### [Written problem]
Format everything from the line containing "avatar-initial: D bbox=[52, 26, 74, 59]" down to the line containing "property-row[interactable]: Add a" as a JSON list of strings, one string per line, leaving out any blank lines.

-- Begin --

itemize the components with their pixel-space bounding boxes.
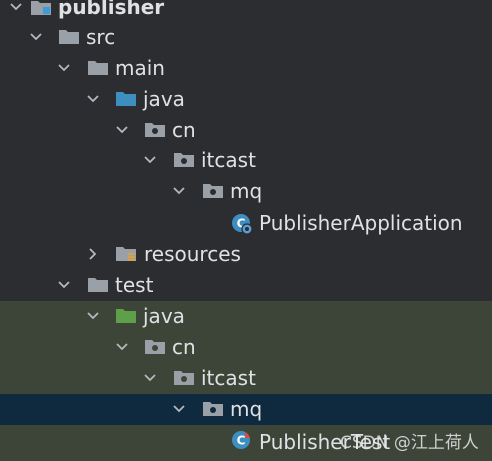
folder-icon xyxy=(87,275,109,295)
package-icon xyxy=(202,181,224,201)
tree-node-main[interactable]: main xyxy=(0,53,492,84)
tree-node-test[interactable]: test xyxy=(0,270,492,301)
tree-node-label: mq xyxy=(230,179,263,203)
chevron-down-icon[interactable] xyxy=(85,91,101,107)
tree-node-cn[interactable]: cn xyxy=(0,115,492,146)
package-icon xyxy=(144,120,166,140)
chevron-down-icon[interactable] xyxy=(171,401,187,417)
tree-node-mq-test[interactable]: mq xyxy=(0,394,492,425)
tree-node-label: src xyxy=(86,25,116,49)
chevron-down-icon[interactable] xyxy=(85,308,101,324)
tree-node-resources[interactable]: resources xyxy=(0,239,492,270)
tree-node-cn-test[interactable]: cn xyxy=(0,332,492,363)
tree-node-java-test[interactable]: java xyxy=(0,301,492,332)
tree-node-itcast[interactable]: itcast xyxy=(0,145,492,176)
folder-icon xyxy=(58,27,80,47)
tree-node-mq[interactable]: mq xyxy=(0,176,492,207)
tree-node-src[interactable]: src xyxy=(0,22,492,53)
test-root-folder-icon xyxy=(115,306,137,326)
tree-node-label: cn xyxy=(172,335,196,359)
chevron-down-icon[interactable] xyxy=(114,122,130,138)
test-class-icon: C xyxy=(231,430,253,450)
tree-node-label: java xyxy=(143,304,185,328)
watermark: CSDN @江上荷人 xyxy=(340,433,479,453)
package-icon xyxy=(173,150,195,170)
chevron-down-icon[interactable] xyxy=(8,0,24,15)
tree-node-publisher[interactable]: publisher xyxy=(0,0,492,23)
project-tree: publisher src main java cn itcast mq C P… xyxy=(0,0,492,461)
chevron-down-icon[interactable] xyxy=(142,152,158,168)
module-folder-icon xyxy=(30,0,52,17)
package-icon xyxy=(202,399,224,419)
tree-node-label: mq xyxy=(230,397,263,421)
tree-node-label: java xyxy=(143,87,185,111)
resources-folder-icon xyxy=(115,244,137,264)
spring-boot-class-icon: C xyxy=(231,213,253,235)
folder-icon xyxy=(87,58,109,78)
chevron-down-icon[interactable] xyxy=(114,339,130,355)
chevron-down-icon[interactable] xyxy=(171,183,187,199)
tree-node-label: test xyxy=(115,273,154,297)
package-icon xyxy=(173,368,195,388)
tree-node-label: publisher xyxy=(58,0,165,19)
tree-node-label: main xyxy=(115,56,165,80)
chevron-down-icon[interactable] xyxy=(28,29,44,45)
tree-node-publisher-application[interactable]: C PublisherApplication xyxy=(0,208,492,239)
chevron-down-icon[interactable] xyxy=(56,277,72,293)
tree-node-label: PublisherApplication xyxy=(259,211,463,235)
tree-node-label: itcast xyxy=(201,366,256,390)
svg-text:C: C xyxy=(237,434,246,448)
tree-node-java-source[interactable]: java xyxy=(0,84,492,115)
chevron-down-icon[interactable] xyxy=(142,370,158,386)
package-icon xyxy=(144,337,166,357)
tree-node-label: itcast xyxy=(201,148,256,172)
tree-node-itcast-test[interactable]: itcast xyxy=(0,363,492,394)
chevron-down-icon[interactable] xyxy=(56,60,72,76)
chevron-right-icon[interactable] xyxy=(85,246,101,262)
source-root-folder-icon xyxy=(115,89,137,109)
tree-node-label: cn xyxy=(172,118,196,142)
tree-node-label: resources xyxy=(144,242,241,266)
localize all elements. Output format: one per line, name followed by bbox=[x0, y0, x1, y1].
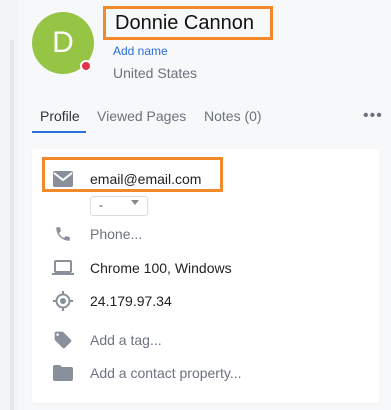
avatar-initial: D bbox=[52, 26, 74, 59]
browser-row: Chrome 100, Windows bbox=[52, 257, 232, 279]
email-icon bbox=[52, 168, 74, 190]
chevron-down-icon bbox=[131, 200, 139, 205]
tag-icon bbox=[52, 329, 74, 351]
ip-row: 24.179.97.34 bbox=[52, 290, 172, 312]
email-type-select[interactable]: - bbox=[90, 196, 148, 216]
tab-notes[interactable]: Notes (0) bbox=[204, 108, 262, 124]
browser-value: Chrome 100, Windows bbox=[90, 260, 232, 276]
active-tab-indicator bbox=[32, 131, 86, 133]
rail-bar bbox=[10, 40, 14, 410]
email-row[interactable]: email@email.com bbox=[52, 168, 201, 190]
tag-row[interactable]: Add a tag... bbox=[52, 329, 162, 351]
phone-icon bbox=[52, 223, 74, 245]
phone-row[interactable]: Phone... bbox=[52, 223, 142, 245]
folder-icon bbox=[52, 362, 74, 384]
contact-name[interactable]: Donnie Cannon bbox=[103, 6, 273, 40]
contact-name-text: Donnie Cannon bbox=[115, 11, 254, 34]
property-row[interactable]: Add a contact property... bbox=[52, 362, 242, 384]
tab-viewed-pages[interactable]: Viewed Pages bbox=[97, 108, 186, 124]
laptop-icon bbox=[52, 257, 74, 279]
left-rail bbox=[0, 0, 18, 410]
email-type-value: - bbox=[99, 198, 103, 212]
tab-profile[interactable]: Profile bbox=[40, 108, 80, 124]
add-tag-input[interactable]: Add a tag... bbox=[90, 332, 162, 348]
contact-location: United States bbox=[113, 65, 198, 81]
ip-value: 24.179.97.34 bbox=[90, 293, 172, 309]
more-icon[interactable]: ••• bbox=[363, 107, 383, 125]
status-indicator bbox=[80, 60, 92, 72]
add-property-input[interactable]: Add a contact property... bbox=[90, 365, 242, 381]
add-name-link[interactable]: Add name bbox=[113, 44, 168, 58]
email-value[interactable]: email@email.com bbox=[90, 171, 201, 187]
location-target-icon bbox=[52, 290, 74, 312]
tab-bar: Profile Viewed Pages Notes (0) ••• bbox=[32, 103, 387, 133]
phone-input[interactable]: Phone... bbox=[90, 226, 142, 242]
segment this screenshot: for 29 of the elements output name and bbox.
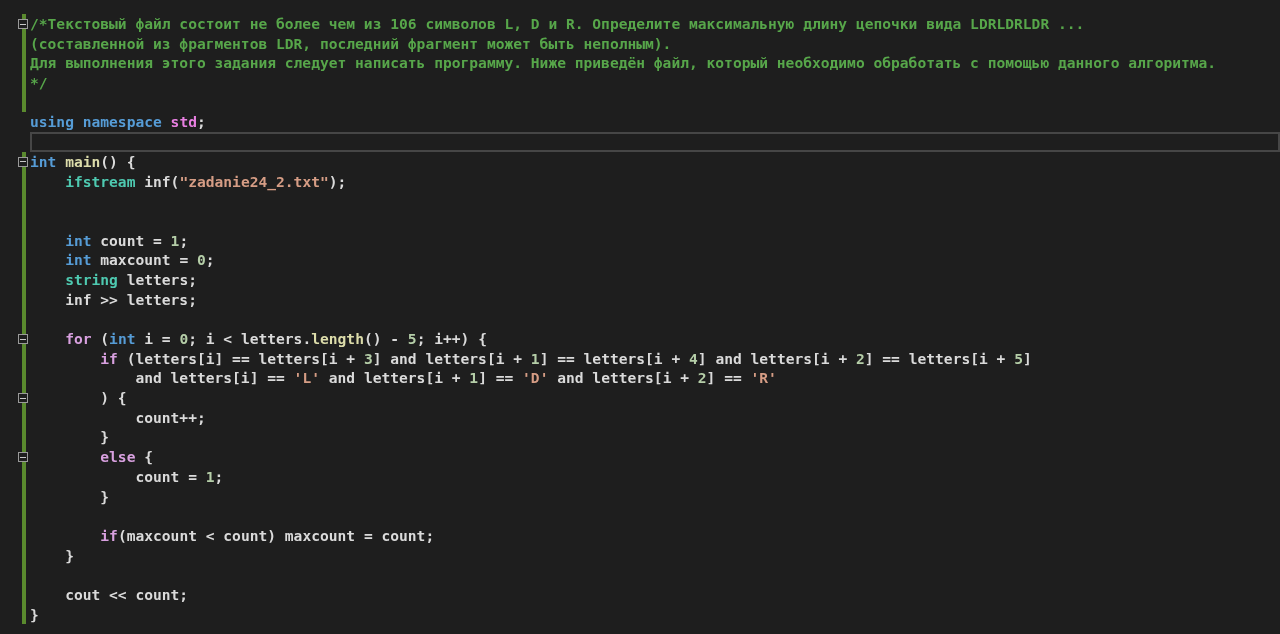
code-line: (составленной из фрагментов LDR, последний фрагмент может быть неполным). [30,34,672,52]
collapse-icon[interactable] [18,19,28,29]
code-line: /*Текстовый файл состоит не более чем из 106 символов L, D и R. Определите максимальную длину цепочки вида LDRLDRLDR ... [30,15,1085,32]
code-line: ) { [99,389,127,407]
code-line: } [30,605,39,623]
code-line: int maxcount = 0; [64,251,215,269]
code-line: if (letters[i] == letters[i + 3] and letters[i + 1] == letters[i + 4] and letters[i + 2] == letters[i + 5] [99,349,1032,367]
collapse-icon[interactable] [18,156,28,167]
code-line: } [99,428,110,446]
code-line: ifstream inf("zadanie24_2.txt"); [64,172,347,190]
code-line: */ [30,74,48,92]
code-line: int main() { [30,152,136,170]
code-line: cout << count; [64,585,189,603]
code-line: count = 1; [134,467,224,485]
code-line: else { [99,448,153,466]
code-line: using namespace std; [30,113,206,131]
collapse-icon[interactable] [18,393,28,404]
code-line: and letters[i] == 'L' and letters[i + 1] == 'D' and letters[i + 2] == 'R' [134,369,777,387]
code-line: count++; [134,408,206,426]
code-line: if(maxcount < count) maxcount = count; [99,526,435,544]
code-line: inf >> letters; [64,290,197,308]
collapse-icon[interactable] [18,334,28,344]
code-line: int count = 1; [64,231,189,249]
collapse-icon[interactable] [18,452,28,463]
code-line: } [99,487,110,505]
code-line: string letters; [64,270,197,288]
code-line: } [64,546,74,564]
code-line: for (int i = 0; i < letters.length() - 5; i++) { [64,330,487,347]
code-line: Для выполнения этого задания следует написать программу. Ниже приведён файл, который необходимо обработать с помощью данного алгоритма. [30,54,1217,72]
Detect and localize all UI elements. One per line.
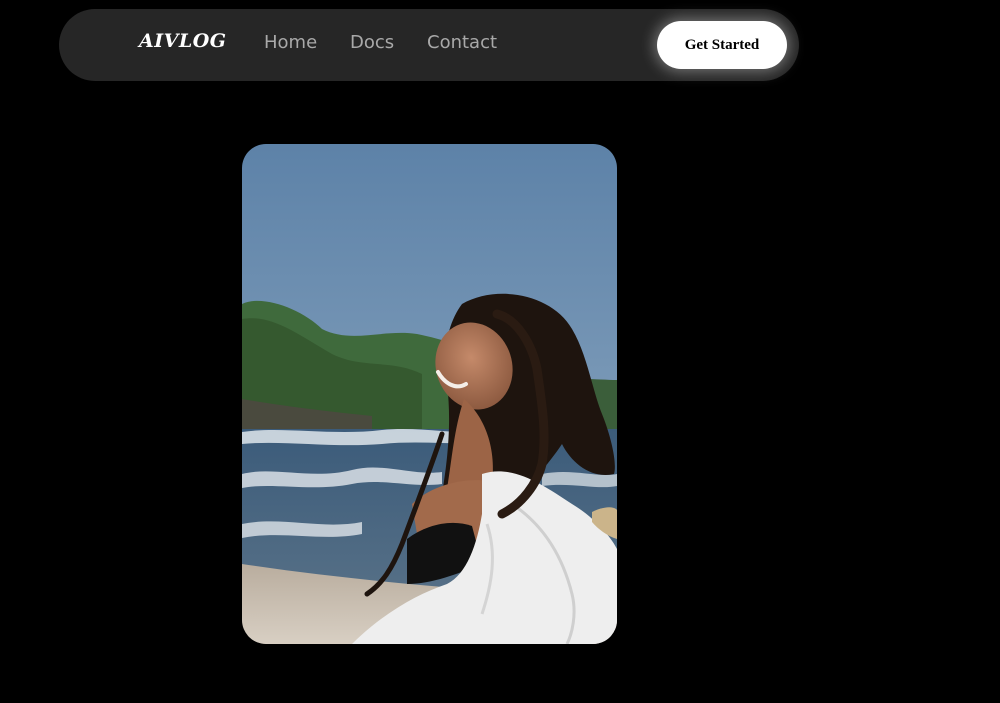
nav-link-contact[interactable]: Contact — [427, 32, 497, 53]
get-started-button[interactable]: Get Started — [657, 21, 787, 69]
nav-link-docs[interactable]: Docs — [350, 32, 394, 53]
hero-media-card[interactable] — [242, 144, 617, 644]
navbar: AIVLOG Home Docs Contact Get Started — [59, 9, 799, 81]
nav-link-home[interactable]: Home — [264, 32, 317, 53]
beach-portrait-image — [242, 144, 617, 644]
logo[interactable]: AIVLOG — [139, 30, 227, 52]
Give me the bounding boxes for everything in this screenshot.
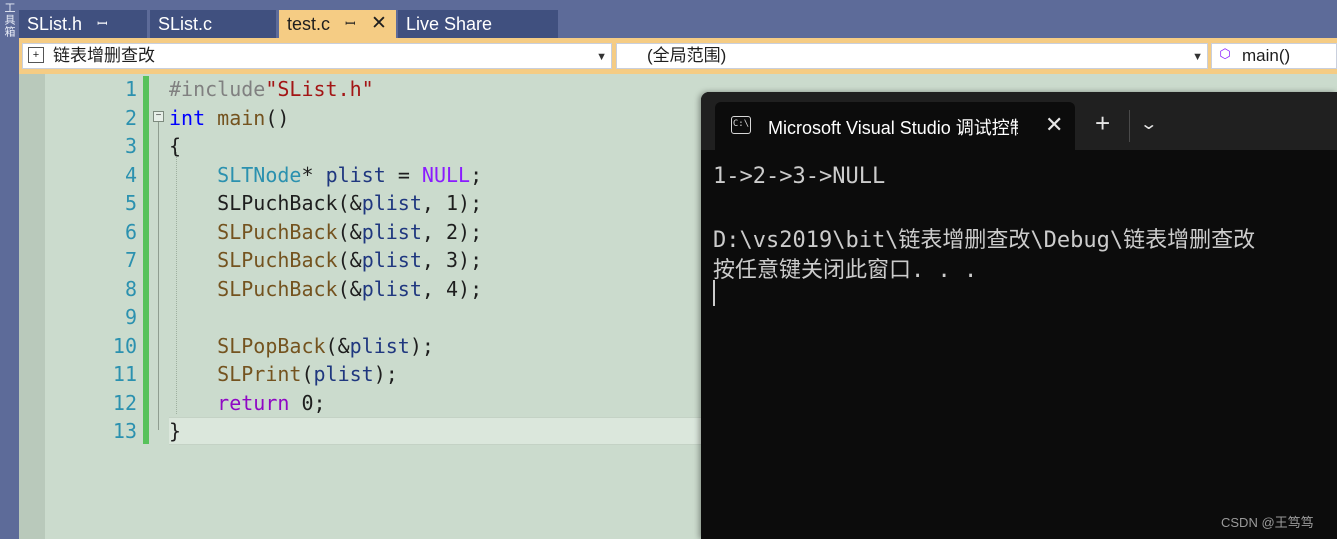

-- End --

### [Result of the task]
[
  "avatar-initial: D bbox=[52, 26, 74, 59]",
  "browser-row: Chrome 100, Windows bbox=[52, 257, 232, 279]",
  "email-icon bbox=[52, 168, 74, 190]",
  "chevron-down-icon bbox=[131, 200, 139, 205]",
  "tag-icon bbox=[52, 329, 74, 351]",
  "ip-row: 24.179.97.34 bbox=[52, 290, 172, 312]",
  "email-type-select[interactable]: - bbox=[90, 196, 148, 216]",
  "tab-notes[interactable]: Notes (0) bbox=[204, 108, 262, 124]",
  "browser-value: Chrome 100, Windows bbox=[90, 260, 232, 276]",
  "active-tab-indicator bbox=[32, 131, 86, 133]",
  "rail-bar bbox=[10, 40, 14, 410]",
  "email-row[interactable]: email@email.com bbox=[52, 168, 201, 190]",
  "tag-row[interactable]: Add a tag... bbox=[52, 329, 162, 351]",
  "phone-icon bbox=[52, 223, 74, 245]",
  "phone-row[interactable]: Phone... bbox=[52, 223, 142, 245]",
  "folder-icon bbox=[52, 362, 74, 384]",
  "contact-name[interactable]: Donnie Cannon bbox=[103, 6, 273, 40]",
  "contact-name-text: Donnie Cannon bbox=[115, 11, 254, 34]",
  "property-row[interactable]: Add a contact property... bbox=[52, 362, 242, 384]"
]